Start EXCERPTED RECORDS
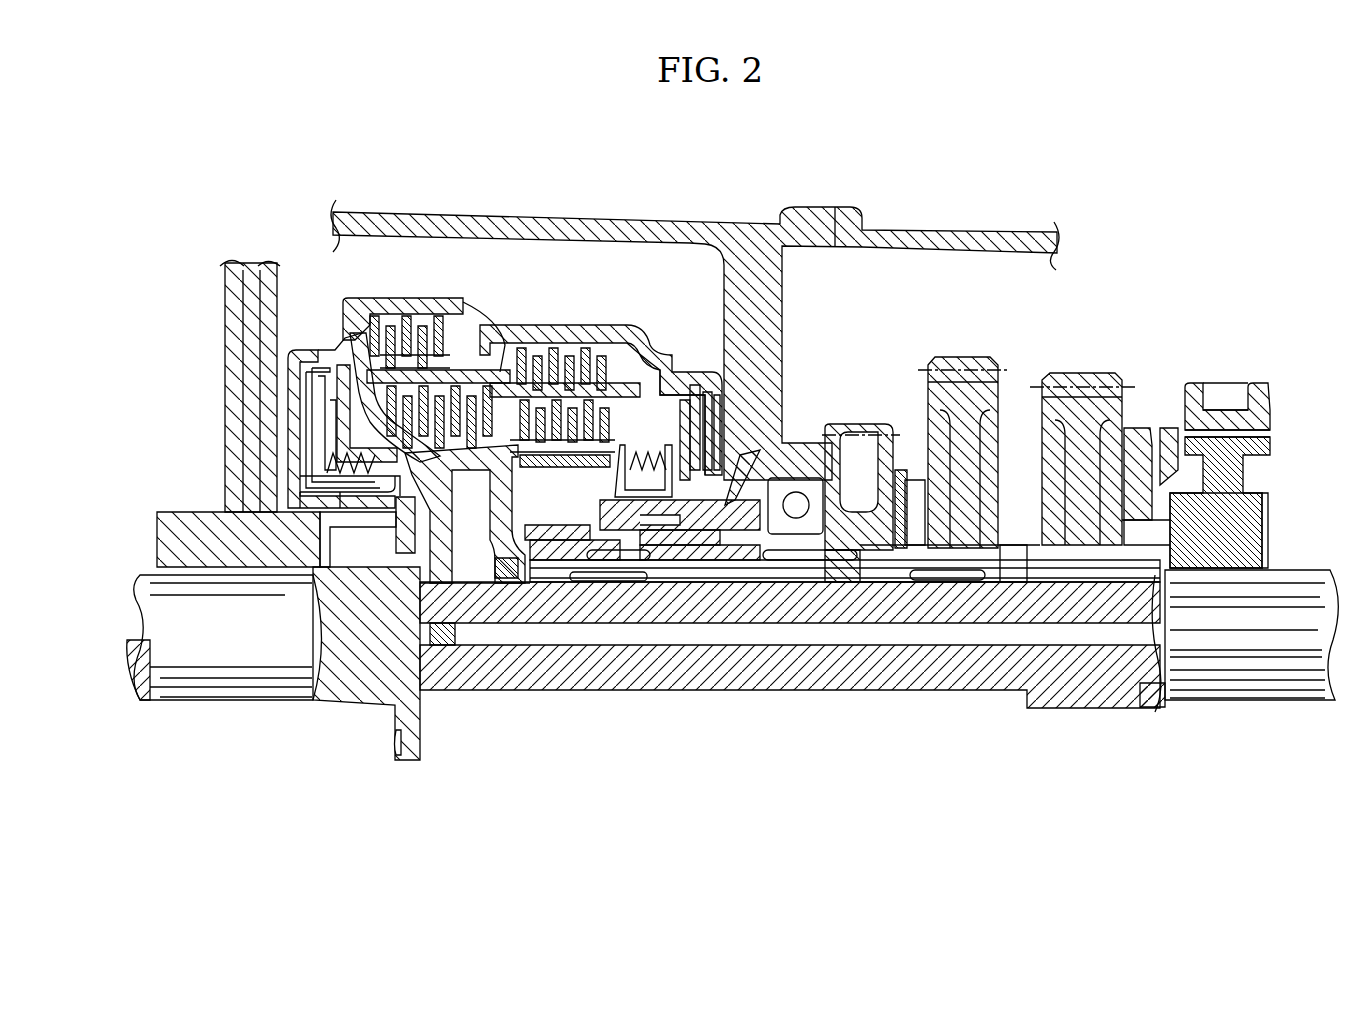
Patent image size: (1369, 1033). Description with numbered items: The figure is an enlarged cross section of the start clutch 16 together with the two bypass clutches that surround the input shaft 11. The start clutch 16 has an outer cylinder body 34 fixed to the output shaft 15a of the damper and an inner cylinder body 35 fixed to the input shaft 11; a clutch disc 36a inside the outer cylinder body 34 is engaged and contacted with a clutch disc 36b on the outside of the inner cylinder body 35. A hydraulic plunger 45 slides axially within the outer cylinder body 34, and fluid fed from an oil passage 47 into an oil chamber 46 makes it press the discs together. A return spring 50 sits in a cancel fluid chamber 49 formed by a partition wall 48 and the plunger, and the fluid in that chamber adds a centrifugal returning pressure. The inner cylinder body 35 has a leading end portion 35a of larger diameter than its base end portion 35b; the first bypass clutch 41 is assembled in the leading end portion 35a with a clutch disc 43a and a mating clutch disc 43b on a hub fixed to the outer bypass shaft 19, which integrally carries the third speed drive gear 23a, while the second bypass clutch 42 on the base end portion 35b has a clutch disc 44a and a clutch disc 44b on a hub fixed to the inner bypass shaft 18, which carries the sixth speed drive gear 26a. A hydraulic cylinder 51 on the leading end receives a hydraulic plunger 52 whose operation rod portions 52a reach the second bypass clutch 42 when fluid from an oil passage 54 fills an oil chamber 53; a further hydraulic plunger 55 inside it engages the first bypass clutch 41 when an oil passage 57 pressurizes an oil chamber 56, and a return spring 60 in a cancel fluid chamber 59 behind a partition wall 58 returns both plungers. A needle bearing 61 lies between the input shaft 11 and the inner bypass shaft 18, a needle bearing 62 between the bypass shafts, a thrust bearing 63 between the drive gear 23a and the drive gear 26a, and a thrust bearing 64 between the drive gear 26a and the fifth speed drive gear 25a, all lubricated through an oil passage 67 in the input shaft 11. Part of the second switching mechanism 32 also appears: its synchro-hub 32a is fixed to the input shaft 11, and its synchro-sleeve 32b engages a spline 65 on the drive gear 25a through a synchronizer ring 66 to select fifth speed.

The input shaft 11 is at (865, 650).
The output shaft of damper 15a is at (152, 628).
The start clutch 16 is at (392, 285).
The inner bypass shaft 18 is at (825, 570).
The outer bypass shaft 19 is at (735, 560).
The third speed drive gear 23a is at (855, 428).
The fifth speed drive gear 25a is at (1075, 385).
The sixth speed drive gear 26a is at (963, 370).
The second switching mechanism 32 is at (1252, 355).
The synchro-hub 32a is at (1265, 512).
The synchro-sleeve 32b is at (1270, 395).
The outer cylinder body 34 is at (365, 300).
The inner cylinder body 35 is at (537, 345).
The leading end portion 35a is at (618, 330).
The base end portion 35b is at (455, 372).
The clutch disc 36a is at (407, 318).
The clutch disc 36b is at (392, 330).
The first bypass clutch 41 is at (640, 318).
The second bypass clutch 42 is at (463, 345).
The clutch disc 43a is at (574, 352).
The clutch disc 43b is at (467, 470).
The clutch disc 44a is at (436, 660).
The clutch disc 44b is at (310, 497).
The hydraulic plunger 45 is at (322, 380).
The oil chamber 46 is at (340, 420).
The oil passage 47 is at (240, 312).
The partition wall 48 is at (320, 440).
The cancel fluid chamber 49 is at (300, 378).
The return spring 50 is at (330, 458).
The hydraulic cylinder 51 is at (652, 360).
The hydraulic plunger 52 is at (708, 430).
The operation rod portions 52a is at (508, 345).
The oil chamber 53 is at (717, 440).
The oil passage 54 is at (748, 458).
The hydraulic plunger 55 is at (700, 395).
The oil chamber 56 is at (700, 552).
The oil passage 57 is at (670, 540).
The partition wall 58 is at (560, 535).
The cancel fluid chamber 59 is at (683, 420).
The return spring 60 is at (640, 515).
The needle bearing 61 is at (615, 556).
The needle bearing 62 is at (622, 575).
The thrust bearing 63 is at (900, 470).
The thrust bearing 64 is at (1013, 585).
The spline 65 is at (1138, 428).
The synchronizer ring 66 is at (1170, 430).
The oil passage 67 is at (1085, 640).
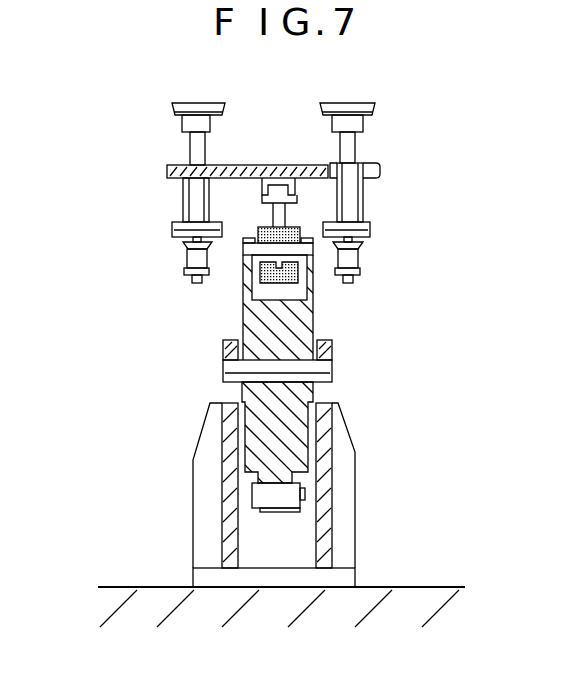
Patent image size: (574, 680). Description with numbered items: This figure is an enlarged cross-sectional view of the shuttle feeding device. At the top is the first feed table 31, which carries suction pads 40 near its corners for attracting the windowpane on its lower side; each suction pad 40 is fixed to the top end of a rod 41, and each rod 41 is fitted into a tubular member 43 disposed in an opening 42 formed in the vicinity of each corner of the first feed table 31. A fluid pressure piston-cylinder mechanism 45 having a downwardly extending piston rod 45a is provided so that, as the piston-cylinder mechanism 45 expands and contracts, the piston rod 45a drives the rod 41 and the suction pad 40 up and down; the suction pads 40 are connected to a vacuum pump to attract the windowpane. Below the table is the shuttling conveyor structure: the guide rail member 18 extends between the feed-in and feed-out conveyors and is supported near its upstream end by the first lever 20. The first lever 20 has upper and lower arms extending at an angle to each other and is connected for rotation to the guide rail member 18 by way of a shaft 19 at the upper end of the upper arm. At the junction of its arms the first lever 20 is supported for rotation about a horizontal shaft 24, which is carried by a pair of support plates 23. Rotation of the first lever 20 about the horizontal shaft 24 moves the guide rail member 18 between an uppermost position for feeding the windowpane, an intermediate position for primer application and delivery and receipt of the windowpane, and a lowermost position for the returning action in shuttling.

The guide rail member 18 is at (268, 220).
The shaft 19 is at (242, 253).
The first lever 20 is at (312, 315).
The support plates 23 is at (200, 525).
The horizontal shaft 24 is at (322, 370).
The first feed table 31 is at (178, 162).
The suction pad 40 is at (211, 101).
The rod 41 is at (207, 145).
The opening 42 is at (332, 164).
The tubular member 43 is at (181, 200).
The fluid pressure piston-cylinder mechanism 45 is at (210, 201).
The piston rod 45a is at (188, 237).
End EXCERPTED RECORDS
-- PROBLEM DESCRIPTION --
Please put every line of the material, from the line containing "Patent image size: (574, 680)." through the end of the material inclusive, into a JSON list of strings with one string per line, leaving out blank lines.

-- COMPLETE RESPONSE --
[
  "Patent image size: (574, 680). Description with numbered items: This figure is an enlarged cross-sectional view of the shuttle feeding device. At the top is the first feed table 31, which carries suction pads 40 near its corners for attracting the windowpane on its lower side; each suction pad 40 is fixed to the top end of a rod 41, and each rod 41 is fitted into a tubular member 43 disposed in an opening 42 formed in the vicinity of each corner of the first feed table 31. A fluid pressure piston-cylinder mechanism 45 having a downwardly extending piston rod 45a is provided so that, as the piston-cylinder mechanism 45 expands and contracts, the piston rod 45a drives the rod 41 and the suction pad 40 up and down; the suction pads 40 are connected to a vacuum pump to attract the windowpane. Below the table is the shuttling conveyor structure: the guide rail member 18 extends between the feed-in and feed-out conveyors and is supported near its upstream end by the first lever 20. The first lever 20 has upper and lower arms extending at an angle to each other and is connected for rotation to the guide rail member 18 by way of a shaft 19 at the upper end of the upper arm. At the junction of its arms the first lever 20 is supported for rotation about a horizontal shaft 24, which is carried by a pair of support plates 23. Rotation of the first lever 20 about the horizontal shaft 24 moves the guide rail member 18 between an uppermost position for feeding the windowpane, an intermediate position for primer application and delivery and receipt of the windowpane, and a lowermost position for the returning action in shuttling.",
  "The guide rail member 18 is at (268, 220).",
  "The shaft 19 is at (242, 253).",
  "The first lever 20 is at (312, 315).",
  "The support plates 23 is at (200, 525).",
  "The horizontal shaft 24 is at (322, 370).",
  "The first feed table 31 is at (178, 162).",
  "The suction pad 40 is at (211, 101).",
  "The rod 41 is at (207, 145).",
  "The opening 42 is at (332, 164).",
  "The tubular member 43 is at (181, 200).",
  "The fluid pressure piston-cylinder mechanism 45 is at (210, 201).",
  "The piston rod 45a is at (188, 237)."
]